- Work to do: Only a number is wanted: how many lines in these records contain the word "from"?
-- START OF Records for the task --
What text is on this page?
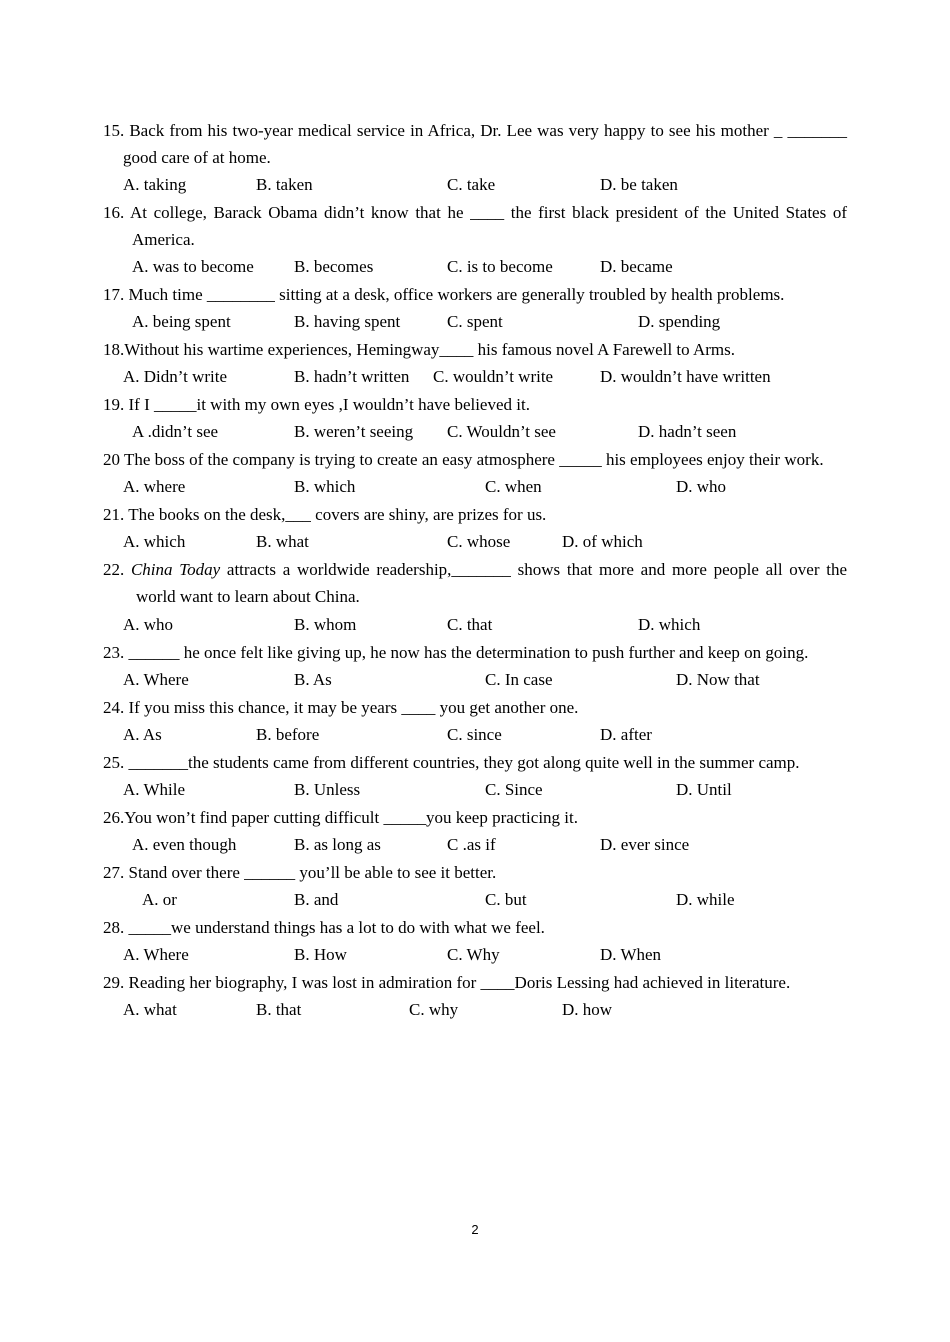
15. Back from his two-year medical service in Africa, Dr. Lee was very happy to see his mother _ _______ good care of at home.
A. taking	B. taken	C. take	D. be taken
16. At college, Barack Obama didn’t know that he ____ the first black president of the United States of America.
A. was to become B. becomes	C. is to become	D. became
17. Much time ________ sitting at a desk, office workers are generally troubled by health problems.
A. being spent	B. having spent	C. spent	D. spending
18.Without his wartime experiences, Hemingway____ his famous novel A Farewell to Arms.
A. Didn’t write	B. hadn’t written C. wouldn’t write	D. wouldn’t have written
19. If I _____it with my own eyes ,I wouldn’t have believed it.
A .didn’t see	B. weren’t seeing C. Wouldn’t see	D. hadn’t seen
20 The boss of the company is trying to create an easy atmosphere _____ his employees enjoy their work.
A. where	B. which	C. when	D. who
21. The books on the desk,___ covers are shiny, are prizes for us.
A. which	B. what	C. whose	D. of which
22. China Today attracts a worldwide readership,_______ shows that more and more people all over the world want to learn about China.
A. who	B. whom	C. that	D. which
23. ______ he once felt like giving up, he now has the determination to push further and keep on going.
A. Where	B. As	C. In case	D. Now that
24. If you miss this chance, it may be years ____ you get another one.
A. As	B. before	C. since	D. after
25. _______the students came from different countries, they got along quite well in the summer camp.
A. While	B. Unless	C. Since	D. Until
26.You won’t find paper cutting difficult _____you keep practicing it.
A. even though	B. as long as	C .as if	D. ever since
27. Stand over there ______ you’ll be able to see it better.
A. or	B. and	C. but	D. while
28. _____we understand things has a lot to do with what we feel.
A. Where	B. How	C. Why	D. When
29. Reading her biography, I was lost in admiration for ____Doris Lessing had achieved in literature.
A. what	B. that	C. why	D. how
2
-- END OF Records for the task --
- Solution for this task: 2